▸ EXERCISE PROMPT:
In the entries that follow, how many lines contain "espaces"? Answer with the number only.

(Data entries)

####################

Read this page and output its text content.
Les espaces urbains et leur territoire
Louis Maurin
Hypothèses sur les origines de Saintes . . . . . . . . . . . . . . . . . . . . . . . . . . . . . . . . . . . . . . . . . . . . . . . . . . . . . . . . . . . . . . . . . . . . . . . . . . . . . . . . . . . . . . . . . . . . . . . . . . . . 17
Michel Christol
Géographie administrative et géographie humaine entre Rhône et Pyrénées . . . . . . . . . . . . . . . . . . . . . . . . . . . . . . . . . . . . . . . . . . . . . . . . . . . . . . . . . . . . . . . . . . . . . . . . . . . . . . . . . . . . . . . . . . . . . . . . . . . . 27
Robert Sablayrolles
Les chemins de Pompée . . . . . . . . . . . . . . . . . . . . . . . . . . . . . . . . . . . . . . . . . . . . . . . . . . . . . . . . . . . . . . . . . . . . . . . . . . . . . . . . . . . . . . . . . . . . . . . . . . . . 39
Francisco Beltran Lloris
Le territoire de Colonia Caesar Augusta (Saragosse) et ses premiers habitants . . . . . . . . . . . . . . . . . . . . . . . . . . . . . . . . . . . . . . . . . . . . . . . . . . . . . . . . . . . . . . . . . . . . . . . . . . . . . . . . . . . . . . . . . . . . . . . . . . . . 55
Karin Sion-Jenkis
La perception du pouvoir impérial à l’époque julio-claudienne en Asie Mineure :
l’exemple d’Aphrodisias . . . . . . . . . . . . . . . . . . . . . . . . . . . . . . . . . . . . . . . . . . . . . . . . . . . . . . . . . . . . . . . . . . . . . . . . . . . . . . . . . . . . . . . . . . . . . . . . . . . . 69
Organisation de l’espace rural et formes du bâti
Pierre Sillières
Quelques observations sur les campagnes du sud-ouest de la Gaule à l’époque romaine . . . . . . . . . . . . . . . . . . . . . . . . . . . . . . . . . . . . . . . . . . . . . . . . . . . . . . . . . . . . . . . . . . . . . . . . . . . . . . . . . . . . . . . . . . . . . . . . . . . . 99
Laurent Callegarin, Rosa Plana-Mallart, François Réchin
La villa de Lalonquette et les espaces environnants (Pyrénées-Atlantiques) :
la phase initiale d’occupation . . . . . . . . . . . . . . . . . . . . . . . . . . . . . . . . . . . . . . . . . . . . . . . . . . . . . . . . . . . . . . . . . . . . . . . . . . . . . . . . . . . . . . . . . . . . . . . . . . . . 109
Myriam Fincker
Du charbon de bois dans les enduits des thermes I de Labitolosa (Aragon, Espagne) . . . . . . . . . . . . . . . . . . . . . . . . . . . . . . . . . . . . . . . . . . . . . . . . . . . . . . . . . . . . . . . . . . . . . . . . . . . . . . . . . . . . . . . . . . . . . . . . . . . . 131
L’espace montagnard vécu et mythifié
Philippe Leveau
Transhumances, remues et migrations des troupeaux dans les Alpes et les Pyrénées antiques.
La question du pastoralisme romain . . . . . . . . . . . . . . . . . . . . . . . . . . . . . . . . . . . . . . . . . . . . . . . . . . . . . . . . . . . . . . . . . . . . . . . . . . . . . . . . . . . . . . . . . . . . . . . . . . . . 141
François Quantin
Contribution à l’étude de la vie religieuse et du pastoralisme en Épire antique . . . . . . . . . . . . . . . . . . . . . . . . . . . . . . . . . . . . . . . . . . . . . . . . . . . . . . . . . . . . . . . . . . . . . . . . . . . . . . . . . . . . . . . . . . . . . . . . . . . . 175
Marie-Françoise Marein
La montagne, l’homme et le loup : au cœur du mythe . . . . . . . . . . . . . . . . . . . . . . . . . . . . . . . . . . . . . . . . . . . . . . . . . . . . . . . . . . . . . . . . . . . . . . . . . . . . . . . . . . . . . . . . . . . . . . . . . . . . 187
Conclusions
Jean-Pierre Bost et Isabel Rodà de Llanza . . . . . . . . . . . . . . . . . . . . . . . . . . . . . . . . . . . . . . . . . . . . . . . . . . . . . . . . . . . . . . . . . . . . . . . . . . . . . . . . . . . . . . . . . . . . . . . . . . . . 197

####################

▸ FINAL RESULT:
2